Aim →
Report the count of lines where the string "this" appears, and nothing else.

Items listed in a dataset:
------------------------------------------------------------------------
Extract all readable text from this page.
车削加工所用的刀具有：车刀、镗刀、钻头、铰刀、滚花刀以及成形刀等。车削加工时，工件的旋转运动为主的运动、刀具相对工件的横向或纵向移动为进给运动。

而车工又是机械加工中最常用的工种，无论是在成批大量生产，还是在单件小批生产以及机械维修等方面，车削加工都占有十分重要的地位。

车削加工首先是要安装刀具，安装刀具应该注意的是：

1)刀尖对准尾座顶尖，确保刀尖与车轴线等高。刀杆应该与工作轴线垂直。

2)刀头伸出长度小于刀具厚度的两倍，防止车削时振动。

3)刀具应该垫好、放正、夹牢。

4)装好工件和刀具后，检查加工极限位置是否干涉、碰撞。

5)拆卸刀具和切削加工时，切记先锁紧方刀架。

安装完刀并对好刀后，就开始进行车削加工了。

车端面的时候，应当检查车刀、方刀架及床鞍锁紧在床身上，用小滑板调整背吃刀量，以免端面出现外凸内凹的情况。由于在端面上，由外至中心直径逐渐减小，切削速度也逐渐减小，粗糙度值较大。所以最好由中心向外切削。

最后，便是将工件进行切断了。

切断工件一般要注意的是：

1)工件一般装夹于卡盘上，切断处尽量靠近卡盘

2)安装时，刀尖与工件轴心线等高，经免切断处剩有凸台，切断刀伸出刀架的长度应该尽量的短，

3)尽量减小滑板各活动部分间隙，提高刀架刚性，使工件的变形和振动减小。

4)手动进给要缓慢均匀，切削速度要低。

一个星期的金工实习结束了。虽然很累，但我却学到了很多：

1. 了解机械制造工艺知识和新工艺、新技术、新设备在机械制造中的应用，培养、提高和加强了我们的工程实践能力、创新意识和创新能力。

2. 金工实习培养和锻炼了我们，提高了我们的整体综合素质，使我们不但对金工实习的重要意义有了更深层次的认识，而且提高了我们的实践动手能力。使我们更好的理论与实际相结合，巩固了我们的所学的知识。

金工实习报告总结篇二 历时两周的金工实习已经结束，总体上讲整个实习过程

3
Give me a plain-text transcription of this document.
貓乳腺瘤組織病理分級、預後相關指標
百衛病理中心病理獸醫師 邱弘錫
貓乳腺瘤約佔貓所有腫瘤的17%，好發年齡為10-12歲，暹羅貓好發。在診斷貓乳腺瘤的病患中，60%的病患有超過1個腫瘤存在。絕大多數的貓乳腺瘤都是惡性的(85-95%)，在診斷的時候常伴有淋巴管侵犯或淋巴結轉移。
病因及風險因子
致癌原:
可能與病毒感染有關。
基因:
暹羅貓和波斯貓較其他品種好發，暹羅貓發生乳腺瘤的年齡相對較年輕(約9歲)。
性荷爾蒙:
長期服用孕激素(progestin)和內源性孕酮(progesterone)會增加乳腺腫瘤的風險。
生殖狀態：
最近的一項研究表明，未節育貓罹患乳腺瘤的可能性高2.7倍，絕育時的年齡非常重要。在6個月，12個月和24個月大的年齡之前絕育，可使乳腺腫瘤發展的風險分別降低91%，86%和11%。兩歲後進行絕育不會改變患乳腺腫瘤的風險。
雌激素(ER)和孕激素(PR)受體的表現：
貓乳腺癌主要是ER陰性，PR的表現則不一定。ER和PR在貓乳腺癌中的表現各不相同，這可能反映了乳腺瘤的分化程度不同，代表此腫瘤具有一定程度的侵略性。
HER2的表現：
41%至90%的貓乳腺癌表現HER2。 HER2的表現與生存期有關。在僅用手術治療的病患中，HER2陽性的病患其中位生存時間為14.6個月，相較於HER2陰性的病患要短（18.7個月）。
------------------------------------------------------------------------
Worked solution →
2